Exercise instructions: Leave out the pictures and transcribe the rest of the records exactly.

(Stored records)
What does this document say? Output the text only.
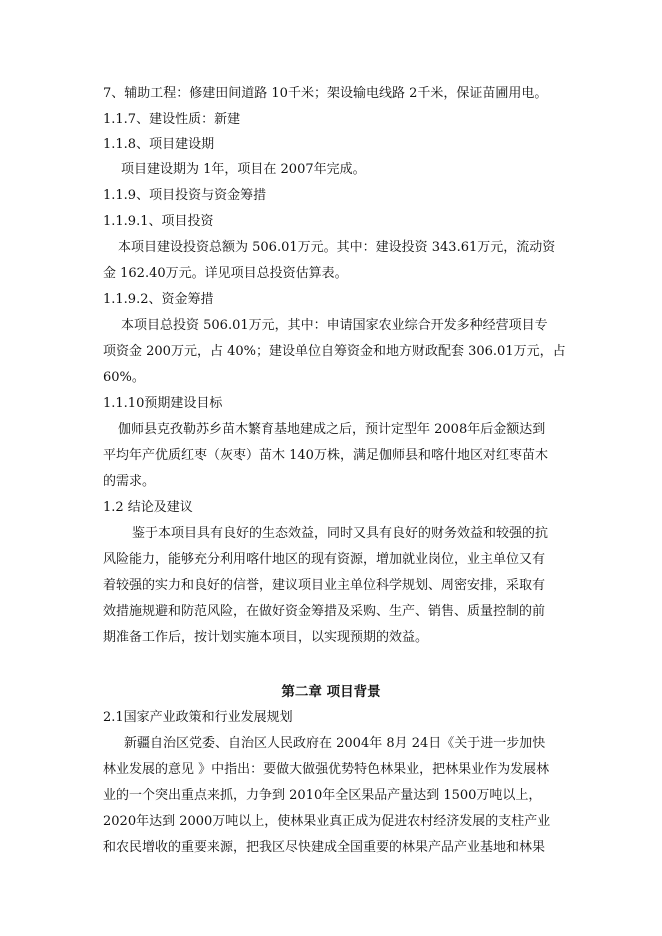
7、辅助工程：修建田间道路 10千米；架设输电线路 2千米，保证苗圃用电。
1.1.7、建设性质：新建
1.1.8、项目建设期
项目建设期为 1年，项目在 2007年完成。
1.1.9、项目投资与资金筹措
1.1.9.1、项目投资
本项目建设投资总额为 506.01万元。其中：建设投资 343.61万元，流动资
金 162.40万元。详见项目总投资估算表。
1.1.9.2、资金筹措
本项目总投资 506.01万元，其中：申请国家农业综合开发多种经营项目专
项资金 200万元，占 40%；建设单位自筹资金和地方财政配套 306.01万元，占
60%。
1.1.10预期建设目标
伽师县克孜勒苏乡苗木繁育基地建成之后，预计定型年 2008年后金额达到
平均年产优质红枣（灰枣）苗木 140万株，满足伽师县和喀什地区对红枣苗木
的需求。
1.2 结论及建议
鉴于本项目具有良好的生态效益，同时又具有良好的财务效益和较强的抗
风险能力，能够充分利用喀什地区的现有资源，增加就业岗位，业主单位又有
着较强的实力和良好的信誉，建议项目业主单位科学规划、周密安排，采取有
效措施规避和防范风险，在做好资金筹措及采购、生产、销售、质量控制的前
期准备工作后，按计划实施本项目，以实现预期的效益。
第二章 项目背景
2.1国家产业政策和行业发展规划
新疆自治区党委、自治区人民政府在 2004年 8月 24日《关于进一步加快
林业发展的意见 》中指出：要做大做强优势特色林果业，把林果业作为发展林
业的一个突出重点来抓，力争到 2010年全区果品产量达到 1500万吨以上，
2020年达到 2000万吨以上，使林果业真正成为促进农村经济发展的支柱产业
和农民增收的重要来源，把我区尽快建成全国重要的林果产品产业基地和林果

Worked solution:
What does this document say? Output the text only.
7、辅助工程：修建田间道路 10千米；架设输电线路 2千米，保证苗圃用电。
1.1.7、建设性质：新建
1.1.8、项目建设期
项目建设期为 1年，项目在 2007年完成。
1.1.9、项目投资与资金筹措
1.1.9.1、项目投资
本项目建设投资总额为 506.01万元。其中：建设投资 343.61万元，流动资
金 162.40万元。详见项目总投资估算表。
1.1.9.2、资金筹措
本项目总投资 506.01万元，其中：申请国家农业综合开发多种经营项目专
项资金 200万元，占 40%；建设单位自筹资金和地方财政配套 306.01万元，占
60%。
1.1.10预期建设目标
伽师县克孜勒苏乡苗木繁育基地建成之后，预计定型年 2008年后金额达到
平均年产优质红枣（灰枣）苗木 140万株，满足伽师县和喀什地区对红枣苗木
的需求。
1.2 结论及建议
鉴于本项目具有良好的生态效益，同时又具有良好的财务效益和较强的抗
风险能力，能够充分利用喀什地区的现有资源，增加就业岗位，业主单位又有
着较强的实力和良好的信誉，建议项目业主单位科学规划、周密安排，采取有
效措施规避和防范风险，在做好资金筹措及采购、生产、销售、质量控制的前
期准备工作后，按计划实施本项目，以实现预期的效益。
第二章 项目背景
2.1国家产业政策和行业发展规划
新疆自治区党委、自治区人民政府在 2004年 8月 24日《关于进一步加快
林业发展的意见 》中指出：要做大做强优势特色林果业，把林果业作为发展林
业的一个突出重点来抓，力争到 2010年全区果品产量达到 1500万吨以上，
2020年达到 2000万吨以上，使林果业真正成为促进农村经济发展的支柱产业
和农民增收的重要来源，把我区尽快建成全国重要的林果产品产业基地和林果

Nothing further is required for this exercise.